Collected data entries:
________________________________________

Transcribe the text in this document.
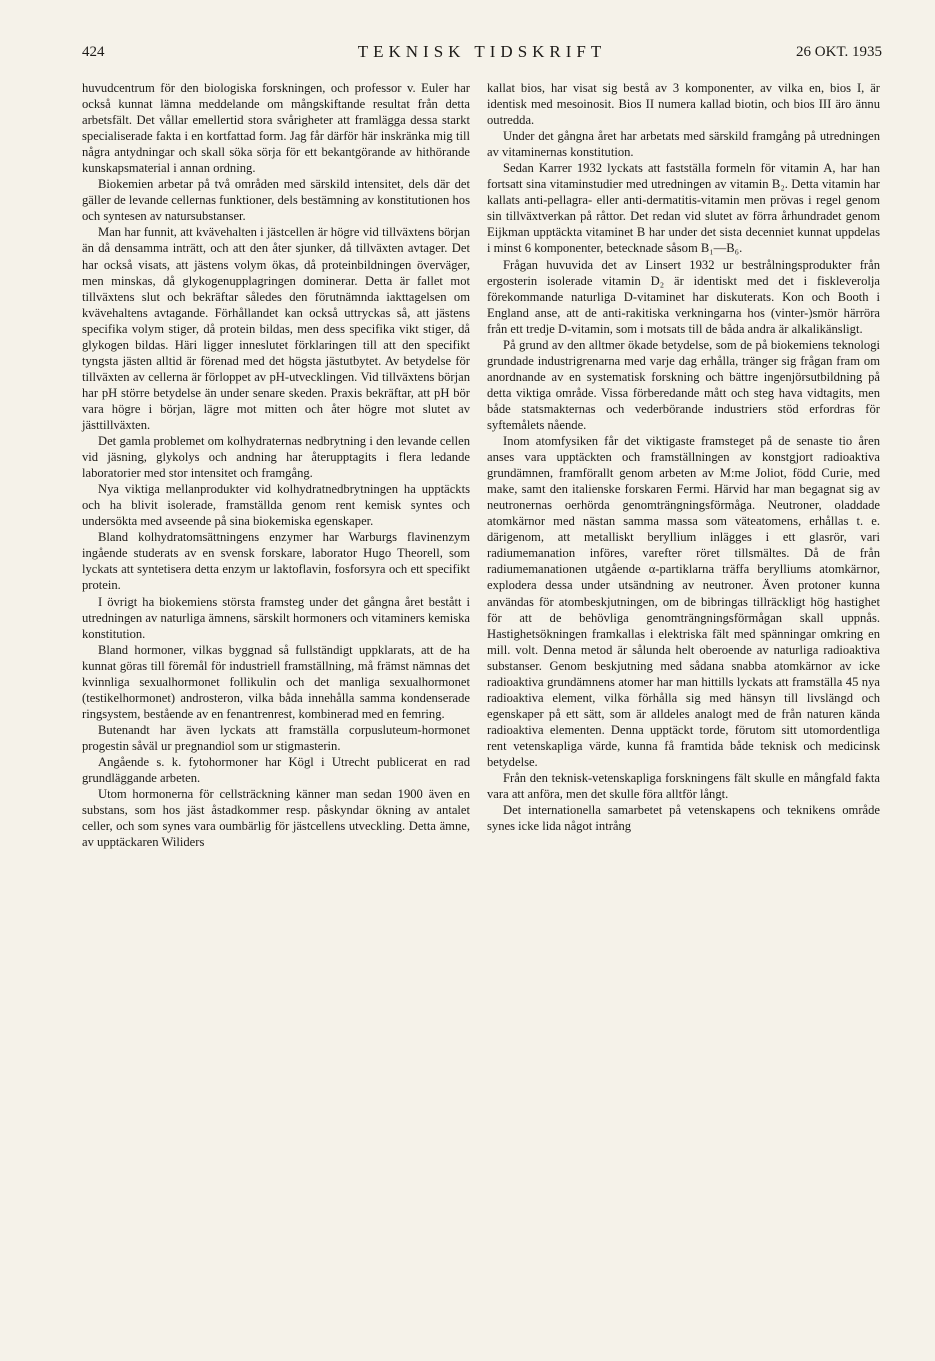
424	TEKNISK TIDSKRIFT	26 OKT. 1935

huvudcentrum för den biologiska forskningen, och professor v. Euler har också kunnat lämna meddelande om mångskiftande resultat från detta arbetsfält. Det vållar emellertid stora svårigheter att framlägga dessa starkt specialiserade fakta i en kortfattad form. Jag får därför här inskränka mig till några antydningar och skall söka sörja för ett bekantgörande av hithörande kunskapsmaterial i annan ordning.

Biokemien arbetar på två områden med särskild intensitet, dels där det gäller de levande cellernas funktioner, dels bestämning av konstitutionen hos och syntesen av natursubstanser.

Man har funnit, att kvävehalten i jästcellen är högre vid tillväxtens början än då densamma inträtt, och att den åter sjunker, då tillväxten avtager. Det har också visats, att jästens volym ökas, då proteinbildningen överväger, men minskas, då glykogenupplagringen dominerar. Detta är fallet mot tillväxtens slut och bekräftar således den förutnämnda iakttagelsen om kvävehaltens avtagande. Förhållandet kan också uttryckas så, att jästens specifika volym stiger, då protein bildas, men dess specifika vikt stiger, då glykogen bildas. Häri ligger inneslutet förklaringen till att den specifikt tyngsta jästen alltid är förenad med det högsta jästutbytet. Av betydelse för tillväxten av cellerna är förloppet av pH-utvecklingen. Vid tillväxtens början har pH större betydelse än under senare skeden. Praxis bekräftar, att pH bör vara högre i början, lägre mot mitten och åter högre mot slutet av jästtillväxten.

Det gamla problemet om kolhydraternas nedbrytning i den levande cellen vid jäsning, glykolys och andning har återupptagits i flera ledande laboratorier med stor intensitet och framgång.

Nya viktiga mellanprodukter vid kolhydratnedbrytningen ha upptäckts och ha blivit isolerade, framställda genom rent kemisk syntes och undersökta med avseende på sina biokemiska egenskaper.

Bland kolhydratomsättningens enzymer har Warburgs flavinenzym ingående studerats av en svensk forskare, laborator Hugo Theorell, som lyckats att syntetisera detta enzym ur laktoflavin, fosforsyra och ett specifikt protein.

I övrigt ha biokemiens största framsteg under det gångna året bestått i utredningen av naturliga ämnens, särskilt hormoners och vitaminers kemiska konstitution.

Bland hormoner, vilkas byggnad så fullständigt uppklarats, att de ha kunnat göras till föremål för industriell framställning, må främst nämnas det kvinnliga sexualhormonet follikulin och det manliga sexualhormonet (testikelhormonet) androsteron, vilka båda innehålla samma kondenserade ringsystem, bestående av en fenantrenrest, kombinerad med en femring.

Butenandt har även lyckats att framställa corpusluteum-hormonet progestin såväl ur pregnandiol som ur stigmasterin.

Angående s. k. fytohormoner har Kögl i Utrecht publicerat en rad grundläggande arbeten.

Utom hormonerna för cellsträckning känner man sedan 1900 även en substans, som hos jäst åstadkommer resp. påskyndar ökning av antalet celler, och som synes vara oumbärlig för jästcellens utveckling. Detta ämne, av upptäckaren Wiliders

kallat bios, har visat sig bestå av 3 komponenter, av vilka en, bios I, är identisk med mesoinosit. Bios II numera kallad biotin, och bios III äro ännu outredda.

Under det gångna året har arbetats med särskild framgång på utredningen av vitaminernas konstitution.

Sedan Karrer 1932 lyckats att fastställa formeln för vitamin A, har han fortsatt sina vitaminstudier med utredningen av vitamin B₂. Detta vitamin har kallats anti-pellagra- eller anti-dermatitis-vitamin men prövas i regel genom sin tillväxtverkan på råttor. Det redan vid slutet av förra århundradet genom Eijkman upptäckta vitaminet B har under det sista decenniet kunnat uppdelas i minst 6 komponenter, betecknade såsom B₁—B₆.

Frågan huvuvida det av Linsert 1932 ur bestrålningsprodukter från ergosterin isolerade vitamin D₂ är identiskt med det i fiskleverolja förekommande naturliga D-vitaminet har diskuterats. Kon och Booth i England anse, att de anti-rakitiska verkningarna hos (vinter-)smör härröra från ett tredje D-vitamin, som i motsats till de båda andra är alkalikänsligt.

På grund av den alltmer ökade betydelse, som de på biokemiens teknologi grundade industrigrenarna med varje dag erhålla, tränger sig frågan fram om anordnande av en systematisk forskning och bättre ingenjörsutbildning på detta viktiga område. Vissa förberedande mått och steg hava vidtagits, men både statsmakternas och vederbörande industriers stöd erfordras för syftemålets nående.

Inom atomfysiken får det viktigaste framsteget på de senaste tio åren anses vara upptäckten och framställningen av konstgjort radioaktiva grundämnen, framförallt genom arbeten av M:me Joliot, född Curie, med make, samt den italienske forskaren Fermi. Härvid har man begagnat sig av neutronernas oerhörda genomträngningsförmåga. Neutroner, oladdade atomkärnor med nästan samma massa som väteatomens, erhållas t. e. därigenom, att metalliskt beryllium inlägges i ett glasrör, vari radiumemanation införes, varefter röret tillsmältes. Då de från radiumemanationen utgående α-partiklarna träffa berylliums atomkärnor, explodera dessa under utsändning av neutroner. Även protoner kunna användas för atombeskjutningen, om de bibringas tillräckligt hög hastighet för att de behövliga genomträngningsförmågan skall uppnås. Hastighetsökningen framkallas i elektriska fält med spänningar omkring en mill. volt. Denna metod är sålunda helt oberoende av naturliga radioaktiva substanser. Genom beskjutning med sådana snabba atomkärnor av icke radioaktiva grundämnens atomer har man hittills lyckats att framställa 45 nya radioaktiva element, vilka förhålla sig med hänsyn till livslängd och egenskaper på ett sätt, som är alldeles analogt med de från naturen kända radioaktiva elementen. Denna upptäckt torde, förutom sitt utomordentliga rent vetenskapliga värde, kunna få framtida både teknisk och medicinsk betydelse.

Från den teknisk-vetenskapliga forskningens fält skulle en mångfald fakta vara att anföra, men det skulle föra alltför långt.

Det internationella samarbetet på vetenskapens och teknikens område synes icke lida något intrång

________________________________________

Work item » Please copy the records above word for word, omitting every picture.

Output of the exercise »
Transcribe the text in this document.
424	TEKNISK TIDSKRIFT	26 OKT. 1935

huvudcentrum för den biologiska forskningen, och professor v. Euler har också kunnat lämna meddelande om mångskiftande resultat från detta arbetsfält. Det vållar emellertid stora svårigheter att framlägga dessa starkt specialiserade fakta i en kortfattad form. Jag får därför här inskränka mig till några antydningar och skall söka sörja för ett bekantgörande av hithörande kunskapsmaterial i annan ordning.

Biokemien arbetar på två områden med särskild intensitet, dels där det gäller de levande cellernas funktioner, dels bestämning av konstitutionen hos och syntesen av natursubstanser.

Man har funnit, att kvävehalten i jästcellen är högre vid tillväxtens början än då densamma inträtt, och att den åter sjunker, då tillväxten avtager. Det har också visats, att jästens volym ökas, då proteinbildningen överväger, men minskas, då glykogenupplagringen dominerar. Detta är fallet mot tillväxtens slut och bekräftar således den förutnämnda iakttagelsen om kvävehaltens avtagande. Förhållandet kan också uttryckas så, att jästens specifika volym stiger, då protein bildas, men dess specifika vikt stiger, då glykogen bildas. Häri ligger inneslutet förklaringen till att den specifikt tyngsta jästen alltid är förenad med det högsta jästutbytet. Av betydelse för tillväxten av cellerna är förloppet av pH-utvecklingen. Vid tillväxtens början har pH större betydelse än under senare skeden. Praxis bekräftar, att pH bör vara högre i början, lägre mot mitten och åter högre mot slutet av jästtillväxten.

Det gamla problemet om kolhydraternas nedbrytning i den levande cellen vid jäsning, glykolys och andning har återupptagits i flera ledande laboratorier med stor intensitet och framgång.

Nya viktiga mellanprodukter vid kolhydratnedbrytningen ha upptäckts och ha blivit isolerade, framställda genom rent kemisk syntes och undersökta med avseende på sina biokemiska egenskaper.

Bland kolhydratomsättningens enzymer har Warburgs flavinenzym ingående studerats av en svensk forskare, laborator Hugo Theorell, som lyckats att syntetisera detta enzym ur laktoflavin, fosforsyra och ett specifikt protein.

I övrigt ha biokemiens största framsteg under det gångna året bestått i utredningen av naturliga ämnens, särskilt hormoners och vitaminers kemiska konstitution.

Bland hormoner, vilkas byggnad så fullständigt uppklarats, att de ha kunnat göras till föremål för industriell framställning, må främst nämnas det kvinnliga sexualhormonet follikulin och det manliga sexualhormonet (testikelhormonet) androsteron, vilka båda innehålla samma kondenserade ringsystem, bestående av en fenantrenrest, kombinerad med en femring.

Butenandt har även lyckats att framställa corpusluteum-hormonet progestin såväl ur pregnandiol som ur stigmasterin.

Angående s. k. fytohormoner har Kögl i Utrecht publicerat en rad grundläggande arbeten.

Utom hormonerna för cellsträckning känner man sedan 1900 även en substans, som hos jäst åstadkommer resp. påskyndar ökning av antalet celler, och som synes vara oumbärlig för jästcellens utveckling. Detta ämne, av upptäckaren Wiliders

kallat bios, har visat sig bestå av 3 komponenter, av vilka en, bios I, är identisk med mesoinosit. Bios II numera kallad biotin, och bios III äro ännu outredda.

Under det gångna året har arbetats med särskild framgång på utredningen av vitaminernas konstitution.

Sedan Karrer 1932 lyckats att fastställa formeln för vitamin A, har han fortsatt sina vitaminstudier med utredningen av vitamin B₂. Detta vitamin har kallats anti-pellagra- eller anti-dermatitis-vitamin men prövas i regel genom sin tillväxtverkan på råttor. Det redan vid slutet av förra århundradet genom Eijkman upptäckta vitaminet B har under det sista decenniet kunnat uppdelas i minst 6 komponenter, betecknade såsom B₁—B₆.

Frågan huvuvida det av Linsert 1932 ur bestrålningsprodukter från ergosterin isolerade vitamin D₂ är identiskt med det i fiskleverolja förekommande naturliga D-vitaminet har diskuterats. Kon och Booth i England anse, att de anti-rakitiska verkningarna hos (vinter-)smör härröra från ett tredje D-vitamin, som i motsats till de båda andra är alkalikänsligt.

På grund av den alltmer ökade betydelse, som de på biokemiens teknologi grundade industrigrenarna med varje dag erhålla, tränger sig frågan fram om anordnande av en systematisk forskning och bättre ingenjörsutbildning på detta viktiga område. Vissa förberedande mått och steg hava vidtagits, men både statsmakternas och vederbörande industriers stöd erfordras för syftemålets nående.

Inom atomfysiken får det viktigaste framsteget på de senaste tio åren anses vara upptäckten och framställningen av konstgjort radioaktiva grundämnen, framförallt genom arbeten av M:me Joliot, född Curie, med make, samt den italienske forskaren Fermi. Härvid har man begagnat sig av neutronernas oerhörda genomträngningsförmåga. Neutroner, oladdade atomkärnor med nästan samma massa som väteatomens, erhållas t. e. därigenom, att metalliskt beryllium inlägges i ett glasrör, vari radiumemanation införes, varefter röret tillsmältes. Då de från radiumemanationen utgående α-partiklarna träffa berylliums atomkärnor, explodera dessa under utsändning av neutroner. Även protoner kunna användas för atombeskjutningen, om de bibringas tillräckligt hög hastighet för att de behövliga genomträngningsförmågan skall uppnås. Hastighetsökningen framkallas i elektriska fält med spänningar omkring en mill. volt. Denna metod är sålunda helt oberoende av naturliga radioaktiva substanser. Genom beskjutning med sådana snabba atomkärnor av icke radioaktiva grundämnens atomer har man hittills lyckats att framställa 45 nya radioaktiva element, vilka förhålla sig med hänsyn till livslängd och egenskaper på ett sätt, som är alldeles analogt med de från naturen kända radioaktiva elementen. Denna upptäckt torde, förutom sitt utomordentliga rent vetenskapliga värde, kunna få framtida både teknisk och medicinsk betydelse.

Från den teknisk-vetenskapliga forskningens fält skulle en mångfald fakta vara att anföra, men det skulle föra alltför långt.

Det internationella samarbetet på vetenskapens och teknikens område synes icke lida något intrång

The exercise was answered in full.